TASK PROMPT: Go through the material and write it all out exactly, minus the pictures.

LISTED ENTRIES:
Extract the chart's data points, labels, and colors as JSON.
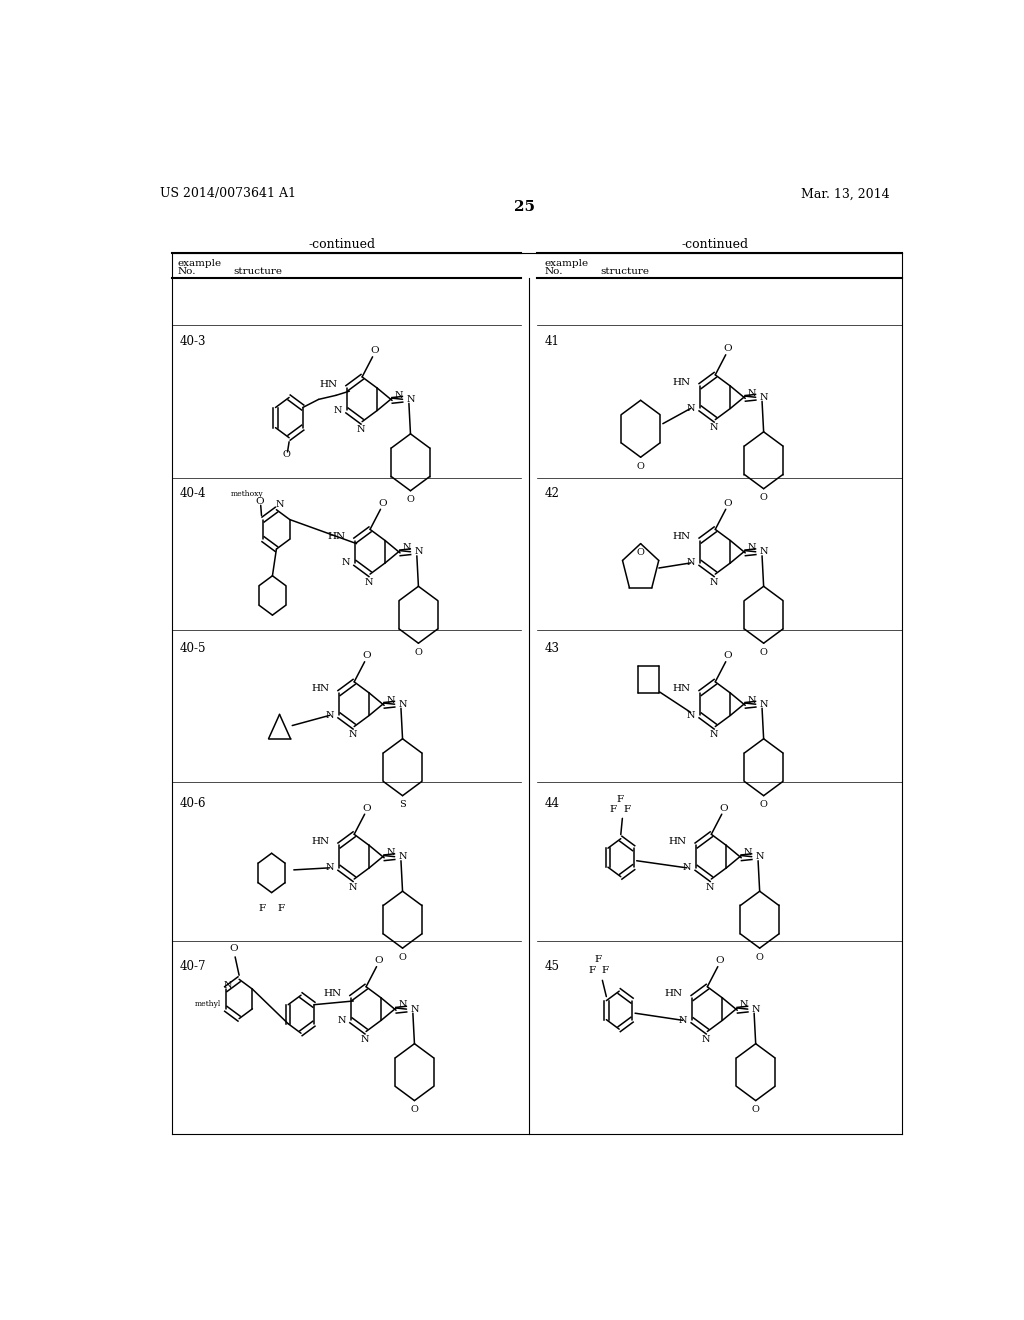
{
  "page_number": "25",
  "patent_left": "US 2014/0073641 A1",
  "patent_right": "Mar. 13, 2014",
  "background_color": "#ffffff",
  "text_color": "#000000",
  "table_header_left": "-continued",
  "table_header_right": "-continued"
}
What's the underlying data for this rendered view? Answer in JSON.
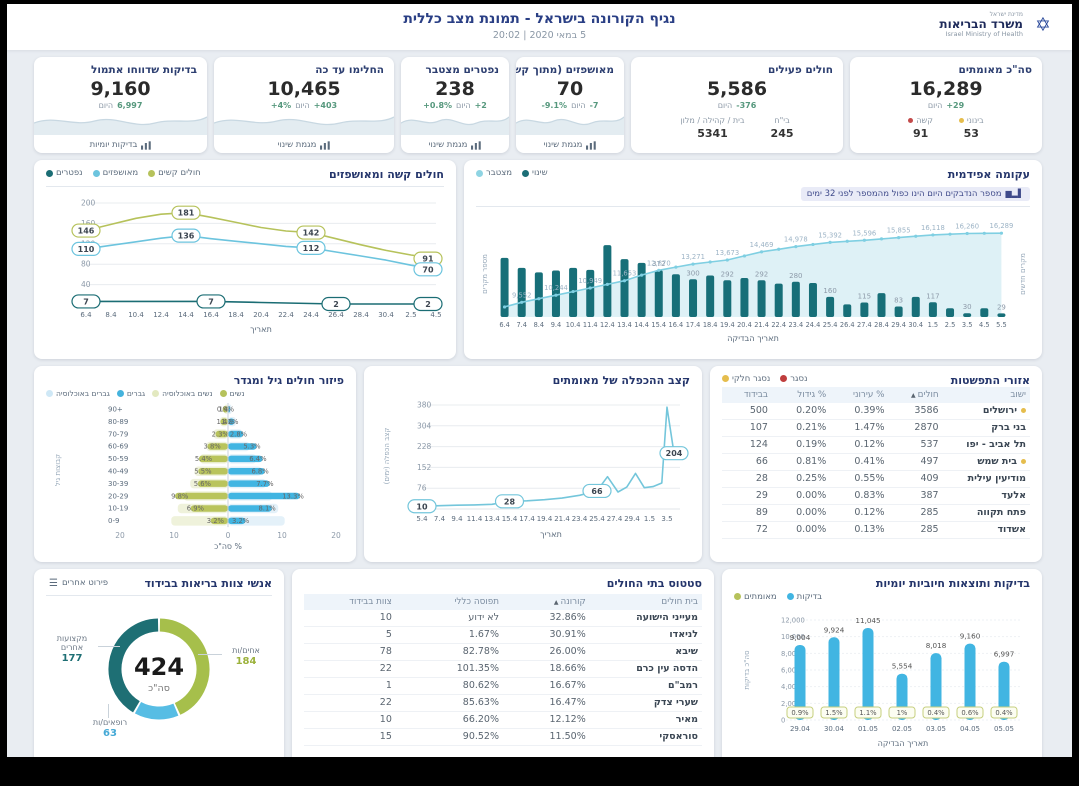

FINAL RESULT:
Extract the chart's data points, labels, and colors as JSON.
{
  "page_number": "25",
  "patent_left": "US 2014/0073641 A1",
  "patent_right": "Mar. 13, 2014",
  "background_color": "#ffffff",
  "text_color": "#000000",
  "table_header_left": "-continued",
  "table_header_right": "-continued"
}
What's the underlying data for this rendered view? Answer in JSON.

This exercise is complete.